_THE REQUEST_
Print the entries that appear below, exactly as written and without their pictures.

_TASK INPUT_
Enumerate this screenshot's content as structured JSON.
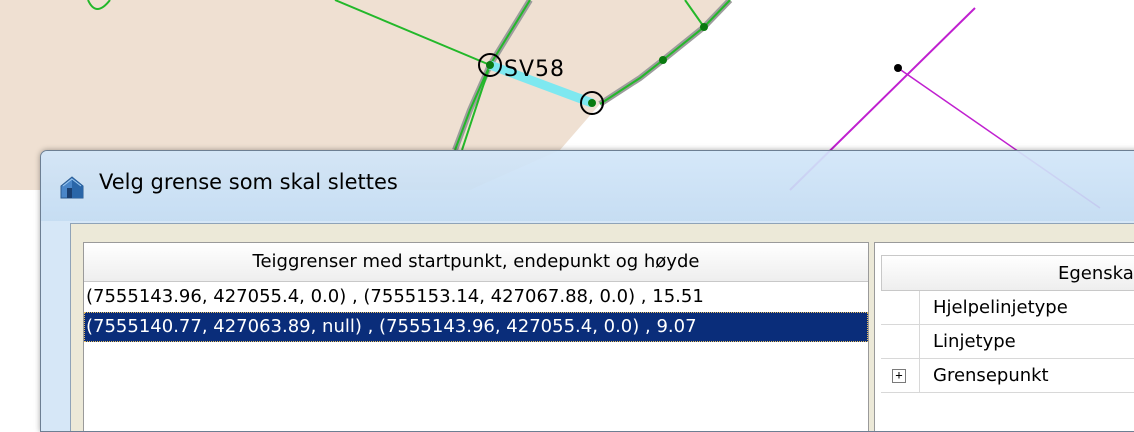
{
  "map": {
    "point_label": "SV58"
  },
  "dialog": {
    "title": "Velg grense som skal slettes",
    "icon": "house-icon",
    "list": {
      "header": "Teiggrenser med startpunkt, endepunkt og høyde",
      "rows": [
        "(7555143.96, 427055.4, 0.0) , (7555153.14, 427067.88, 0.0) , 15.51",
        "(7555140.77, 427063.89, null) , (7555143.96, 427055.4, 0.0) , 9.07"
      ],
      "selected_index": 1
    },
    "properties": {
      "header": "Egenska",
      "rows": [
        {
          "label": "Hjelpelinjetype",
          "expandable": false
        },
        {
          "label": "Linjetype",
          "expandable": false
        },
        {
          "label": "Grensepunkt",
          "expandable": true,
          "expander_symbol": "+"
        }
      ]
    }
  },
  "colors": {
    "selection": "#0a2d7a",
    "map_fill": "#efe0d2",
    "line_green": "#23b82a",
    "line_magenta": "#c020d0",
    "highlight_cyan": "#7ee8f0"
  }
}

_RESULT_
Enumerate this screenshot's content as structured JSON.
{
  "map": {
    "point_label": "SV58"
  },
  "dialog": {
    "title": "Velg grense som skal slettes",
    "icon": "house-icon",
    "list": {
      "header": "Teiggrenser med startpunkt, endepunkt og høyde",
      "rows": [
        "(7555143.96, 427055.4, 0.0) , (7555153.14, 427067.88, 0.0) , 15.51",
        "(7555140.77, 427063.89, null) , (7555143.96, 427055.4, 0.0) , 9.07"
      ],
      "selected_index": 1
    },
    "properties": {
      "header": "Egenska",
      "rows": [
        {
          "label": "Hjelpelinjetype",
          "expandable": false
        },
        {
          "label": "Linjetype",
          "expandable": false
        },
        {
          "label": "Grensepunkt",
          "expandable": true,
          "expander_symbol": "+"
        }
      ]
    }
  },
  "colors": {
    "selection": "#0a2d7a",
    "map_fill": "#efe0d2",
    "line_green": "#23b82a",
    "line_magenta": "#c020d0",
    "highlight_cyan": "#7ee8f0"
  }
}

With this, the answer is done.